Task brief: Every entry below should be transcribed exactly; pictures stay out of the copy.

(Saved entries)
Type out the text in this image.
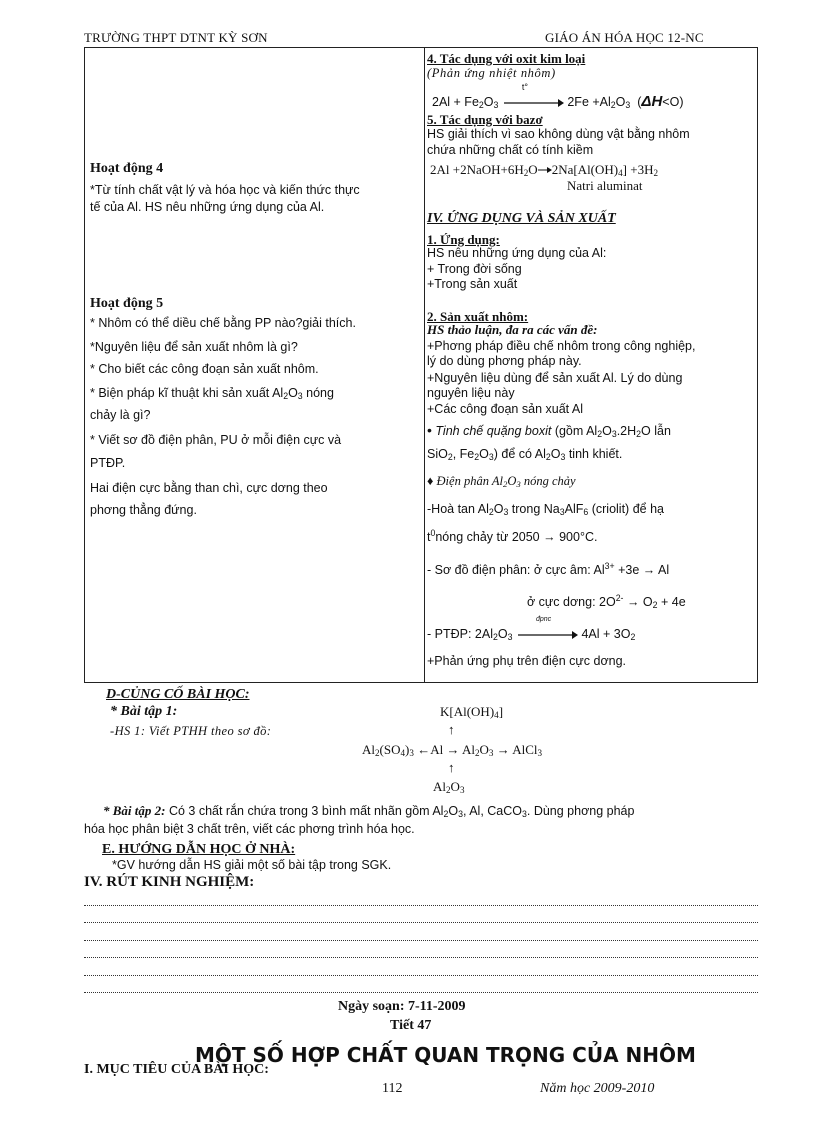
TRƯỜNG THPT DTNT KỲ SƠN	GIÁO ÁN HÓA HỌC 12-NC
Hoạt động 4
*Từ tính chất vật lý và hóa học và kiến thức thực
tế của Al. HS nêu những ứng dụng của Al.
Hoạt động 5
* Nhôm có thể diều chế bằng PP nào?giải thích.
*Nguyên liệu để sản xuất nhôm là gì?
* Cho biết các công đoạn sản xuất nhôm.
* Biện pháp kĩ thuật khi sản xuất $Al_2O_3$ nóng
chảy là gì?
* Viết sơ đồ điện phân, PU ở mỗi điện cực và
PTĐP.
Hai điện cực bằng than chì, cực dơng theo
phơng thẳng đứng.
4. Tác dụng với oxit kim loại
(Phản ứng nhiệt nhôm)
$2Al + Fe_2O_3$
t°
$2Fe +Al_2O_3$  (ΔH<O)
5. Tác dụng với bazơ
HS giải thích vì sao không dùng vật bằng nhôm
chứa những chất có tính kiềm
$2Al +2NaOH+6H_2O$ $2Na[Al(OH)_4] +3H_2$
Natri aluminat
IV. ỨNG DỤNG VÀ SẢN XUẤT
1. Ứng dụng:
HS nêu những ứng dụng của Al:
+ Trong đời sống
+Trong sản xuất
2. Sản xuất nhôm:
HS thảo luận, đa ra các vấn đề:
+Phơng pháp điều chế nhôm trong công nghiệp,
lý do dùng phơng pháp này.
+Nguyên liệu dùng để sản xuất Al. Lý do dùng
nguyên liệu này
+Các công đoạn sản xuất Al
• Tinh chế quặng boxit (gồm $Al_2O_3.2H_2O$ lẫn
SiO$_2$, $Fe_2O_3$) để có $Al_2O_3$ tinh khiết.
♦ Điện phân $Al_2O_3$ nóng chảy
-Hoà $\tan Al_2O_3$ trong $Na_3AlF_6$ (criolit) để hạ
$t^0nóng$ chảy từ 2050 → 900°C.
- Sơ đồ điện phân: ở cực âm: $Al^{3+} +3e \to Al$
ở cực dơng: $2O^{2-} \to O_2 + 4e$
- PTĐP: $2Al_2O_3$
đpnc
$4Al + 3O_2$
+Phản ứng phụ trên điện cực dơng.
D-CỦNG CỐ BÀI HỌC:
* Bài tập 1:
-HS 1: Viết PTHH theo sơ đồ:
$K[Al(OH)_4]$
↑
$Al_2(SO_4)_3$ ←Al → $Al_2O_3$ → AlCl$_3$
↑
$Al_2O_3$
* Bài tập 2: Có 3 chất rắn chứa trong 3 bình mất nhãn gồm $Al_2O_3$, Al, CaCO$_3$. Dùng phơng pháp
hóa học phân biệt 3 chất trên, viết các phơng trình hóa học.
E. HƯỚNG DẪN HỌC Ở NHÀ:
*GV hướng dẫn HS giải một số bài tập trong SGK.
IV. RÚT KINH NGHIỆM:
Ngày soạn: 7-11-2009
Tiết 47
I. MỤC TIÊU CỦA BÀI HỌC:
MỘT SỐ HỢP CHẤT QUAN TRỌNG CỦA NHÔM
112	Năm học 2009-2010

Exercise output:
Type out the text in this image.
TRƯỜNG THPT DTNT KỲ SƠN	GIÁO ÁN HÓA HỌC 12-NC
Hoạt động 4
*Từ tính chất vật lý và hóa học và kiến thức thực
tế của Al. HS nêu những ứng dụng của Al.
Hoạt động 5
* Nhôm có thể diều chế bằng PP nào?giải thích.
*Nguyên liệu để sản xuất nhôm là gì?
* Cho biết các công đoạn sản xuất nhôm.
* Biện pháp kĩ thuật khi sản xuất $Al_2O_3$ nóng
chảy là gì?
* Viết sơ đồ điện phân, PU ở mỗi điện cực và
PTĐP.
Hai điện cực bằng than chì, cực dơng theo
phơng thẳng đứng.
4. Tác dụng với oxit kim loại
(Phản ứng nhiệt nhôm)
$2Al + Fe_2O_3$
t°
$2Fe +Al_2O_3$  (ΔH<O)
5. Tác dụng với bazơ
HS giải thích vì sao không dùng vật bằng nhôm
chứa những chất có tính kiềm
$2Al +2NaOH+6H_2O$ $2Na[Al(OH)_4] +3H_2$
Natri aluminat
IV. ỨNG DỤNG VÀ SẢN XUẤT
1. Ứng dụng:
HS nêu những ứng dụng của Al:
+ Trong đời sống
+Trong sản xuất
2. Sản xuất nhôm:
HS thảo luận, đa ra các vấn đề:
+Phơng pháp điều chế nhôm trong công nghiệp,
lý do dùng phơng pháp này.
+Nguyên liệu dùng để sản xuất Al. Lý do dùng
nguyên liệu này
+Các công đoạn sản xuất Al
• Tinh chế quặng boxit (gồm $Al_2O_3.2H_2O$ lẫn
SiO$_2$, $Fe_2O_3$) để có $Al_2O_3$ tinh khiết.
♦ Điện phân $Al_2O_3$ nóng chảy
-Hoà $\tan Al_2O_3$ trong $Na_3AlF_6$ (criolit) để hạ
$t^0nóng$ chảy từ 2050 → 900°C.
- Sơ đồ điện phân: ở cực âm: $Al^{3+} +3e \to Al$
ở cực dơng: $2O^{2-} \to O_2 + 4e$
- PTĐP: $2Al_2O_3$
đpnc
$4Al + 3O_2$
+Phản ứng phụ trên điện cực dơng.
D-CỦNG CỐ BÀI HỌC:
* Bài tập 1:
-HS 1: Viết PTHH theo sơ đồ:
$K[Al(OH)_4]$
↑
$Al_2(SO_4)_3$ ←Al → $Al_2O_3$ → AlCl$_3$
↑
$Al_2O_3$
* Bài tập 2: Có 3 chất rắn chứa trong 3 bình mất nhãn gồm $Al_2O_3$, Al, CaCO$_3$. Dùng phơng pháp
hóa học phân biệt 3 chất trên, viết các phơng trình hóa học.
E. HƯỚNG DẪN HỌC Ở NHÀ:
*GV hướng dẫn HS giải một số bài tập trong SGK.
IV. RÚT KINH NGHIỆM:
Ngày soạn: 7-11-2009
Tiết 47
I. MỤC TIÊU CỦA BÀI HỌC:
MỘT SỐ HỢP CHẤT QUAN TRỌNG CỦA NHÔM
112	Năm học 2009-2010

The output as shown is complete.